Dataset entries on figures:
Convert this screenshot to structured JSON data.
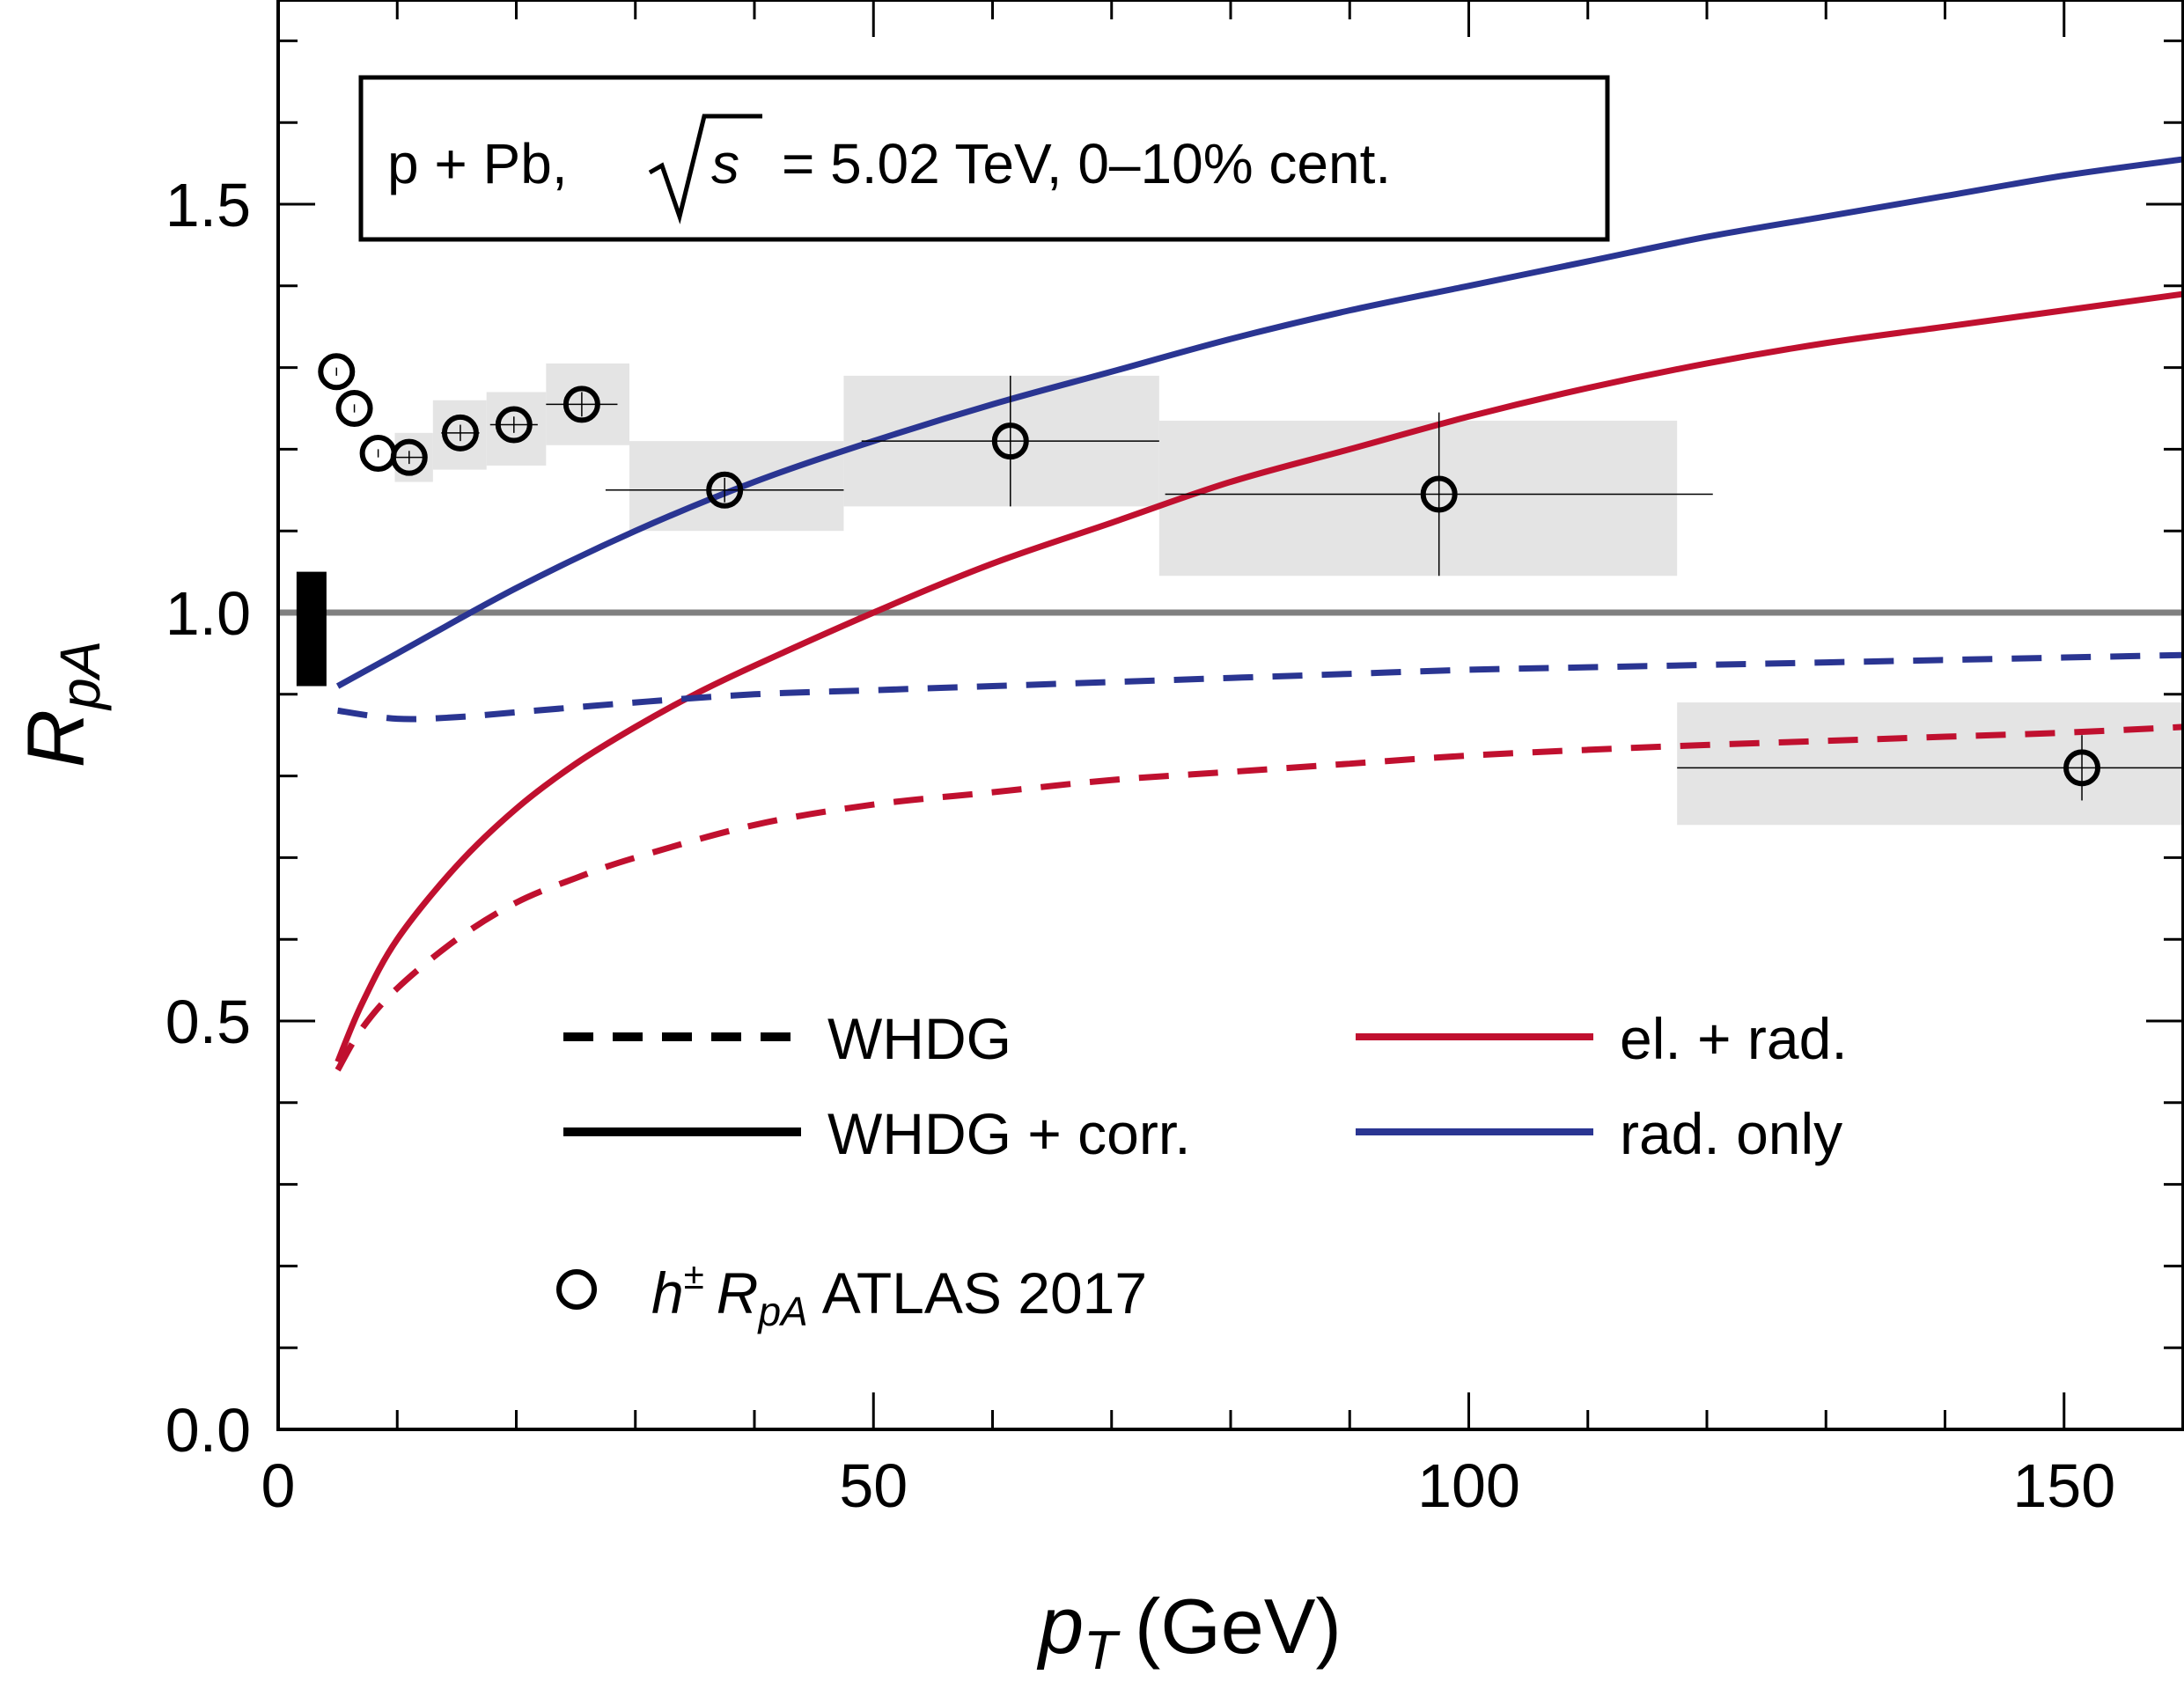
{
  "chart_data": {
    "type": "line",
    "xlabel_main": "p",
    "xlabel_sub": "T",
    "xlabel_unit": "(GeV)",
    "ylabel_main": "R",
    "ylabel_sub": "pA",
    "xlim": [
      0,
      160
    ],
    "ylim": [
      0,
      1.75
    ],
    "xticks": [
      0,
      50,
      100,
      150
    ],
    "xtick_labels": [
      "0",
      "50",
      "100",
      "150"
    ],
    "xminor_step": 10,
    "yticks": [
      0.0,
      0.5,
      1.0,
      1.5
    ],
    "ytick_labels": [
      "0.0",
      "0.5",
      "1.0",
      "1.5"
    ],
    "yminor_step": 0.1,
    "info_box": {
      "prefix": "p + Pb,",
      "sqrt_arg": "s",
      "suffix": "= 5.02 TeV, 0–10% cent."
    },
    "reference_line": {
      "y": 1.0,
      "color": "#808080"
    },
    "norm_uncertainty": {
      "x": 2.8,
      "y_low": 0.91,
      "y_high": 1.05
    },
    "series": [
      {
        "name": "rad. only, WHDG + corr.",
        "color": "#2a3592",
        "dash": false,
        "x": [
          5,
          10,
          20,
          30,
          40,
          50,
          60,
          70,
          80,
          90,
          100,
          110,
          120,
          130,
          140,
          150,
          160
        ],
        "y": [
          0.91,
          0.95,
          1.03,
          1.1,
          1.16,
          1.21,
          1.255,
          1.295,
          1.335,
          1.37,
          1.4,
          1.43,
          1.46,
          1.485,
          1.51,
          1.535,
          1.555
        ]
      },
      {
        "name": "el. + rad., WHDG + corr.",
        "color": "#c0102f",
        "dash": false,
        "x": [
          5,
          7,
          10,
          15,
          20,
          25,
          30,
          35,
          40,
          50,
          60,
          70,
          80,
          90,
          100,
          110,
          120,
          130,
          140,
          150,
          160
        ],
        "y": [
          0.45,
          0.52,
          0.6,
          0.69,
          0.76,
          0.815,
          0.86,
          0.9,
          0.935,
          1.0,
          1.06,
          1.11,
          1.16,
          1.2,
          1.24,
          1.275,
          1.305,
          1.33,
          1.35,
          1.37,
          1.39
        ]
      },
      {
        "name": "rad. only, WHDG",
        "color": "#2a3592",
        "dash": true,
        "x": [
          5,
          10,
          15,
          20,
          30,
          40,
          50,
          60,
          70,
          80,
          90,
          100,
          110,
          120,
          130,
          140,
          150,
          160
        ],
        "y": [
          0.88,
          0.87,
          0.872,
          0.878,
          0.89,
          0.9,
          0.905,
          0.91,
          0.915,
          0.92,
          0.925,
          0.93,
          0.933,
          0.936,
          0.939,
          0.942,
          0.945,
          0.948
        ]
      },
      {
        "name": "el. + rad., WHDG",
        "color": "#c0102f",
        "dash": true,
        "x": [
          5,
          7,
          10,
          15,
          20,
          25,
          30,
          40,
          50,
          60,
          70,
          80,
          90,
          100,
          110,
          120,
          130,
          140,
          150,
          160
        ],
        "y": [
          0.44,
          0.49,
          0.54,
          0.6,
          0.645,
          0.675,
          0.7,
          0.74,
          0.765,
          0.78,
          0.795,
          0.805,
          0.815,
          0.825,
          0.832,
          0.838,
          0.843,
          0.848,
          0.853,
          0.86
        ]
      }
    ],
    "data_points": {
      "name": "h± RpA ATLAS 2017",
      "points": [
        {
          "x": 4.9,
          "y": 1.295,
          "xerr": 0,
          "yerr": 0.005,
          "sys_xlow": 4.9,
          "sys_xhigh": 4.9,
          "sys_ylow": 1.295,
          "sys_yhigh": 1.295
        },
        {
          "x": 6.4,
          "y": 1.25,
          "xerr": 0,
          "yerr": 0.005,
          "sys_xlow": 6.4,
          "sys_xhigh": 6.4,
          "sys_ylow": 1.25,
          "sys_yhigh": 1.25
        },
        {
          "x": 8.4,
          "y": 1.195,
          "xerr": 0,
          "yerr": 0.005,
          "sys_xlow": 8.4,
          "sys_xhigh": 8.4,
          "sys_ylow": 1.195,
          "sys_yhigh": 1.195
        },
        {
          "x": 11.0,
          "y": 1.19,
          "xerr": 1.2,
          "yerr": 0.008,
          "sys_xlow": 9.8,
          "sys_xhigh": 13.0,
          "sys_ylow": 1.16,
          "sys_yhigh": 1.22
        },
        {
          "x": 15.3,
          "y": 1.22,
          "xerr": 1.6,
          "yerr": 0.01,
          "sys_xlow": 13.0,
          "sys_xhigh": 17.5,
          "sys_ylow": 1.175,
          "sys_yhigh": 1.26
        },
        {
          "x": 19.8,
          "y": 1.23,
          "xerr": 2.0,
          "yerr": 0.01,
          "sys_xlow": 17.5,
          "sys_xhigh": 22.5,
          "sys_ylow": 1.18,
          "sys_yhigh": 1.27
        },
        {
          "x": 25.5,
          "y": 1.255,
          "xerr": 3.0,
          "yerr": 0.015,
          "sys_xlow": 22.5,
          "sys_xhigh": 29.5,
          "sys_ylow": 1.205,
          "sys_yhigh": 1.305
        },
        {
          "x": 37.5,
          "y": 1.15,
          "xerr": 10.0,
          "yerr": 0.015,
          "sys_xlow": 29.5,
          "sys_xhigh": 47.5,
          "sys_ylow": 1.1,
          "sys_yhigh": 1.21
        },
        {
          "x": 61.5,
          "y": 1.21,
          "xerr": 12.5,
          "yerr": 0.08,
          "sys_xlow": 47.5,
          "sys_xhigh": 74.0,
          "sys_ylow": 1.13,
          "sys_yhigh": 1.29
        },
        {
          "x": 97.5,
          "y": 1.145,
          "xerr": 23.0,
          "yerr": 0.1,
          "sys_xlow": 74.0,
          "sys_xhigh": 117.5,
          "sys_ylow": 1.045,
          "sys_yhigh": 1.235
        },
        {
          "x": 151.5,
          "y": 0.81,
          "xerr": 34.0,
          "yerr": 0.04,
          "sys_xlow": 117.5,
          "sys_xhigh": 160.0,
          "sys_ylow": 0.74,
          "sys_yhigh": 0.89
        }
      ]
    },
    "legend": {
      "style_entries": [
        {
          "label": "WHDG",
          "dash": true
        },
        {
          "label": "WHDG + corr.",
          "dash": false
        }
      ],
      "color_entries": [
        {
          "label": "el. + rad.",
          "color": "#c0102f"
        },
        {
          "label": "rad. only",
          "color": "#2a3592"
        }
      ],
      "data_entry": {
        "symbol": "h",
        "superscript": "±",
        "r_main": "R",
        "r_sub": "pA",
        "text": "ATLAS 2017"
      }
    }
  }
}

● TASK INSTRUCTIONS
Verbatim reproduction of every record is required; images are left out.

● RESPONSE TO THIS EXERCISE
Convert this screenshot to structured JSON data.
{
  "chart_data": {
    "type": "line",
    "xlabel_main": "p",
    "xlabel_sub": "T",
    "xlabel_unit": "(GeV)",
    "ylabel_main": "R",
    "ylabel_sub": "pA",
    "xlim": [
      0,
      160
    ],
    "ylim": [
      0,
      1.75
    ],
    "xticks": [
      0,
      50,
      100,
      150
    ],
    "xtick_labels": [
      "0",
      "50",
      "100",
      "150"
    ],
    "xminor_step": 10,
    "yticks": [
      0.0,
      0.5,
      1.0,
      1.5
    ],
    "ytick_labels": [
      "0.0",
      "0.5",
      "1.0",
      "1.5"
    ],
    "yminor_step": 0.1,
    "info_box": {
      "prefix": "p + Pb,",
      "sqrt_arg": "s",
      "suffix": "= 5.02 TeV, 0–10% cent."
    },
    "reference_line": {
      "y": 1.0,
      "color": "#808080"
    },
    "norm_uncertainty": {
      "x": 2.8,
      "y_low": 0.91,
      "y_high": 1.05
    },
    "series": [
      {
        "name": "rad. only, WHDG + corr.",
        "color": "#2a3592",
        "dash": false,
        "x": [
          5,
          10,
          20,
          30,
          40,
          50,
          60,
          70,
          80,
          90,
          100,
          110,
          120,
          130,
          140,
          150,
          160
        ],
        "y": [
          0.91,
          0.95,
          1.03,
          1.1,
          1.16,
          1.21,
          1.255,
          1.295,
          1.335,
          1.37,
          1.4,
          1.43,
          1.46,
          1.485,
          1.51,
          1.535,
          1.555
        ]
      },
      {
        "name": "el. + rad., WHDG + corr.",
        "color": "#c0102f",
        "dash": false,
        "x": [
          5,
          7,
          10,
          15,
          20,
          25,
          30,
          35,
          40,
          50,
          60,
          70,
          80,
          90,
          100,
          110,
          120,
          130,
          140,
          150,
          160
        ],
        "y": [
          0.45,
          0.52,
          0.6,
          0.69,
          0.76,
          0.815,
          0.86,
          0.9,
          0.935,
          1.0,
          1.06,
          1.11,
          1.16,
          1.2,
          1.24,
          1.275,
          1.305,
          1.33,
          1.35,
          1.37,
          1.39
        ]
      },
      {
        "name": "rad. only, WHDG",
        "color": "#2a3592",
        "dash": true,
        "x": [
          5,
          10,
          15,
          20,
          30,
          40,
          50,
          60,
          70,
          80,
          90,
          100,
          110,
          120,
          130,
          140,
          150,
          160
        ],
        "y": [
          0.88,
          0.87,
          0.872,
          0.878,
          0.89,
          0.9,
          0.905,
          0.91,
          0.915,
          0.92,
          0.925,
          0.93,
          0.933,
          0.936,
          0.939,
          0.942,
          0.945,
          0.948
        ]
      },
      {
        "name": "el. + rad., WHDG",
        "color": "#c0102f",
        "dash": true,
        "x": [
          5,
          7,
          10,
          15,
          20,
          25,
          30,
          40,
          50,
          60,
          70,
          80,
          90,
          100,
          110,
          120,
          130,
          140,
          150,
          160
        ],
        "y": [
          0.44,
          0.49,
          0.54,
          0.6,
          0.645,
          0.675,
          0.7,
          0.74,
          0.765,
          0.78,
          0.795,
          0.805,
          0.815,
          0.825,
          0.832,
          0.838,
          0.843,
          0.848,
          0.853,
          0.86
        ]
      }
    ],
    "data_points": {
      "name": "h± RpA ATLAS 2017",
      "points": [
        {
          "x": 4.9,
          "y": 1.295,
          "xerr": 0,
          "yerr": 0.005,
          "sys_xlow": 4.9,
          "sys_xhigh": 4.9,
          "sys_ylow": 1.295,
          "sys_yhigh": 1.295
        },
        {
          "x": 6.4,
          "y": 1.25,
          "xerr": 0,
          "yerr": 0.005,
          "sys_xlow": 6.4,
          "sys_xhigh": 6.4,
          "sys_ylow": 1.25,
          "sys_yhigh": 1.25
        },
        {
          "x": 8.4,
          "y": 1.195,
          "xerr": 0,
          "yerr": 0.005,
          "sys_xlow": 8.4,
          "sys_xhigh": 8.4,
          "sys_ylow": 1.195,
          "sys_yhigh": 1.195
        },
        {
          "x": 11.0,
          "y": 1.19,
          "xerr": 1.2,
          "yerr": 0.008,
          "sys_xlow": 9.8,
          "sys_xhigh": 13.0,
          "sys_ylow": 1.16,
          "sys_yhigh": 1.22
        },
        {
          "x": 15.3,
          "y": 1.22,
          "xerr": 1.6,
          "yerr": 0.01,
          "sys_xlow": 13.0,
          "sys_xhigh": 17.5,
          "sys_ylow": 1.175,
          "sys_yhigh": 1.26
        },
        {
          "x": 19.8,
          "y": 1.23,
          "xerr": 2.0,
          "yerr": 0.01,
          "sys_xlow": 17.5,
          "sys_xhigh": 22.5,
          "sys_ylow": 1.18,
          "sys_yhigh": 1.27
        },
        {
          "x": 25.5,
          "y": 1.255,
          "xerr": 3.0,
          "yerr": 0.015,
          "sys_xlow": 22.5,
          "sys_xhigh": 29.5,
          "sys_ylow": 1.205,
          "sys_yhigh": 1.305
        },
        {
          "x": 37.5,
          "y": 1.15,
          "xerr": 10.0,
          "yerr": 0.015,
          "sys_xlow": 29.5,
          "sys_xhigh": 47.5,
          "sys_ylow": 1.1,
          "sys_yhigh": 1.21
        },
        {
          "x": 61.5,
          "y": 1.21,
          "xerr": 12.5,
          "yerr": 0.08,
          "sys_xlow": 47.5,
          "sys_xhigh": 74.0,
          "sys_ylow": 1.13,
          "sys_yhigh": 1.29
        },
        {
          "x": 97.5,
          "y": 1.145,
          "xerr": 23.0,
          "yerr": 0.1,
          "sys_xlow": 74.0,
          "sys_xhigh": 117.5,
          "sys_ylow": 1.045,
          "sys_yhigh": 1.235
        },
        {
          "x": 151.5,
          "y": 0.81,
          "xerr": 34.0,
          "yerr": 0.04,
          "sys_xlow": 117.5,
          "sys_xhigh": 160.0,
          "sys_ylow": 0.74,
          "sys_yhigh": 0.89
        }
      ]
    },
    "legend": {
      "style_entries": [
        {
          "label": "WHDG",
          "dash": true
        },
        {
          "label": "WHDG + corr.",
          "dash": false
        }
      ],
      "color_entries": [
        {
          "label": "el. + rad.",
          "color": "#c0102f"
        },
        {
          "label": "rad. only",
          "color": "#2a3592"
        }
      ],
      "data_entry": {
        "symbol": "h",
        "superscript": "±",
        "r_main": "R",
        "r_sub": "pA",
        "text": "ATLAS 2017"
      }
    }
  }
}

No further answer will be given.